▶ [Records for this task]
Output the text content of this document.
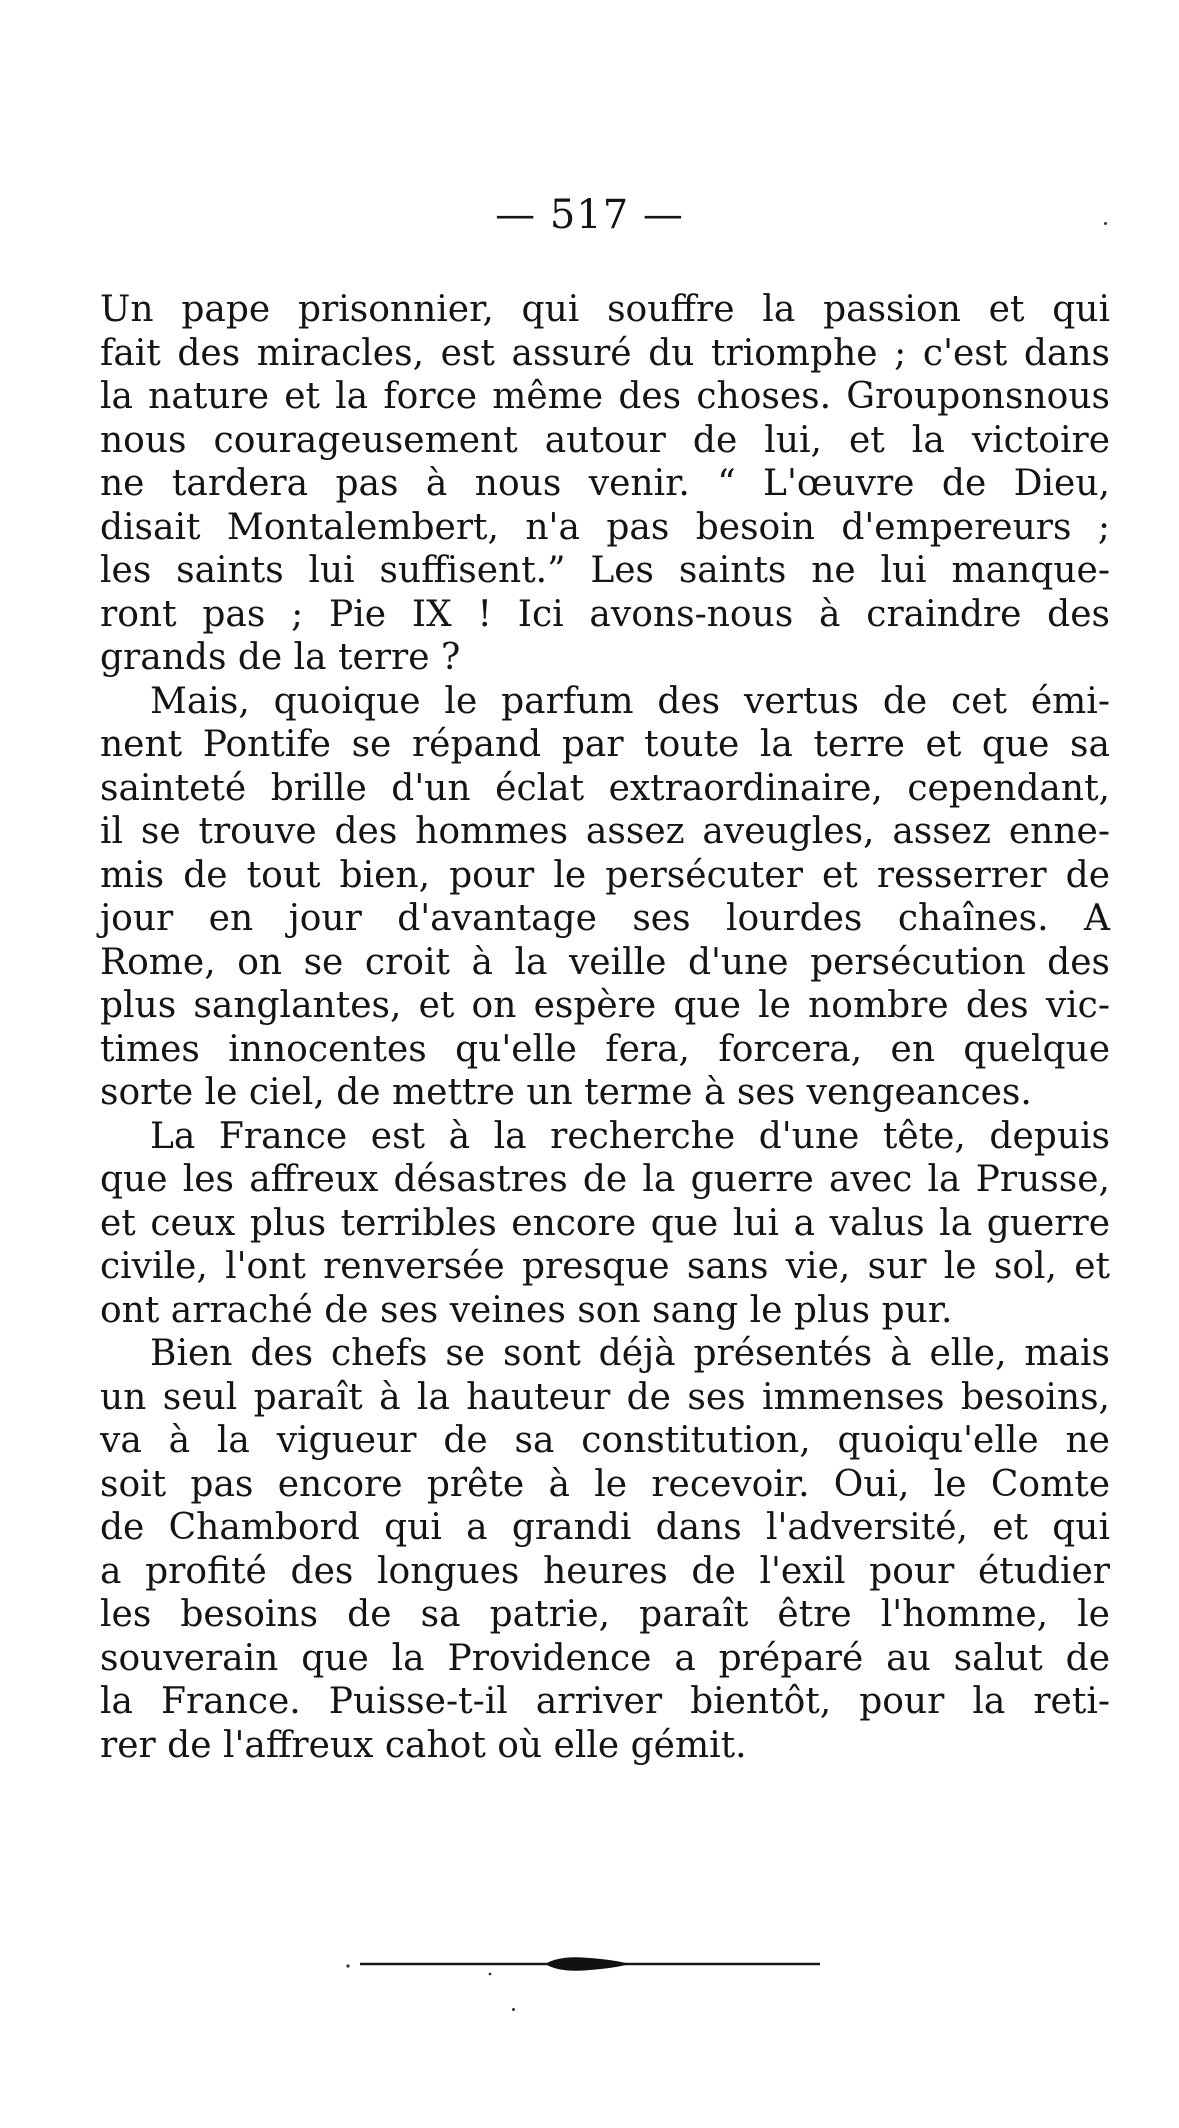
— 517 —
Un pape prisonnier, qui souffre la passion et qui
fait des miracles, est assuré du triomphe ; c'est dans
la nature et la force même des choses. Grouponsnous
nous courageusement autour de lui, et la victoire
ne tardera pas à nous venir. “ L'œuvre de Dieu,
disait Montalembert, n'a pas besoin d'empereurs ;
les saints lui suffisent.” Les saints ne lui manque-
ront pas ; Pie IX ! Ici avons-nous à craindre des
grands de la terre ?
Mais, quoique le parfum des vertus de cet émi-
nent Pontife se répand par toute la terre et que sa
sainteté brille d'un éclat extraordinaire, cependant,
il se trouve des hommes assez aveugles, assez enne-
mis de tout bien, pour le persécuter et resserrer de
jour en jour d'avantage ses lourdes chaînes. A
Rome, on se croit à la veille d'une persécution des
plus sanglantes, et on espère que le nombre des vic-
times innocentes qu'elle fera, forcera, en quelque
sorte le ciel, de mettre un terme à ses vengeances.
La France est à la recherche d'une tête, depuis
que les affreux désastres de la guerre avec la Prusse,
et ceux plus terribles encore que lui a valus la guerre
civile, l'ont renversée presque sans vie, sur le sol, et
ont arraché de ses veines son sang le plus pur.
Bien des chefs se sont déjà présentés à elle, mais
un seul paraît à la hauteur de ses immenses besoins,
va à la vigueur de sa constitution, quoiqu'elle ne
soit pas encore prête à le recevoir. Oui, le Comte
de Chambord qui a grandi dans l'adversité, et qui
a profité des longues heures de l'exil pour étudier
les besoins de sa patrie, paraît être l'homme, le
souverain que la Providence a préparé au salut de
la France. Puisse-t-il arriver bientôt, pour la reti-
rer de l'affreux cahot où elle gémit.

▶ [Prompt]
Pictures in the records should not appear in your copy, but everything else must be transcribed exactly.

▶ [The completed task]
Output the text content of this document.
— 517 —
Un pape prisonnier, qui souffre la passion et qui
fait des miracles, est assuré du triomphe ; c'est dans
la nature et la force même des choses. Grouponsnous
nous courageusement autour de lui, et la victoire
ne tardera pas à nous venir. “ L'œuvre de Dieu,
disait Montalembert, n'a pas besoin d'empereurs ;
les saints lui suffisent.” Les saints ne lui manque-
ront pas ; Pie IX ! Ici avons-nous à craindre des
grands de la terre ?
Mais, quoique le parfum des vertus de cet émi-
nent Pontife se répand par toute la terre et que sa
sainteté brille d'un éclat extraordinaire, cependant,
il se trouve des hommes assez aveugles, assez enne-
mis de tout bien, pour le persécuter et resserrer de
jour en jour d'avantage ses lourdes chaînes. A
Rome, on se croit à la veille d'une persécution des
plus sanglantes, et on espère que le nombre des vic-
times innocentes qu'elle fera, forcera, en quelque
sorte le ciel, de mettre un terme à ses vengeances.
La France est à la recherche d'une tête, depuis
que les affreux désastres de la guerre avec la Prusse,
et ceux plus terribles encore que lui a valus la guerre
civile, l'ont renversée presque sans vie, sur le sol, et
ont arraché de ses veines son sang le plus pur.
Bien des chefs se sont déjà présentés à elle, mais
un seul paraît à la hauteur de ses immenses besoins,
va à la vigueur de sa constitution, quoiqu'elle ne
soit pas encore prête à le recevoir. Oui, le Comte
de Chambord qui a grandi dans l'adversité, et qui
a profité des longues heures de l'exil pour étudier
les besoins de sa patrie, paraît être l'homme, le
souverain que la Providence a préparé au salut de
la France. Puisse-t-il arriver bientôt, pour la reti-
rer de l'affreux cahot où elle gémit.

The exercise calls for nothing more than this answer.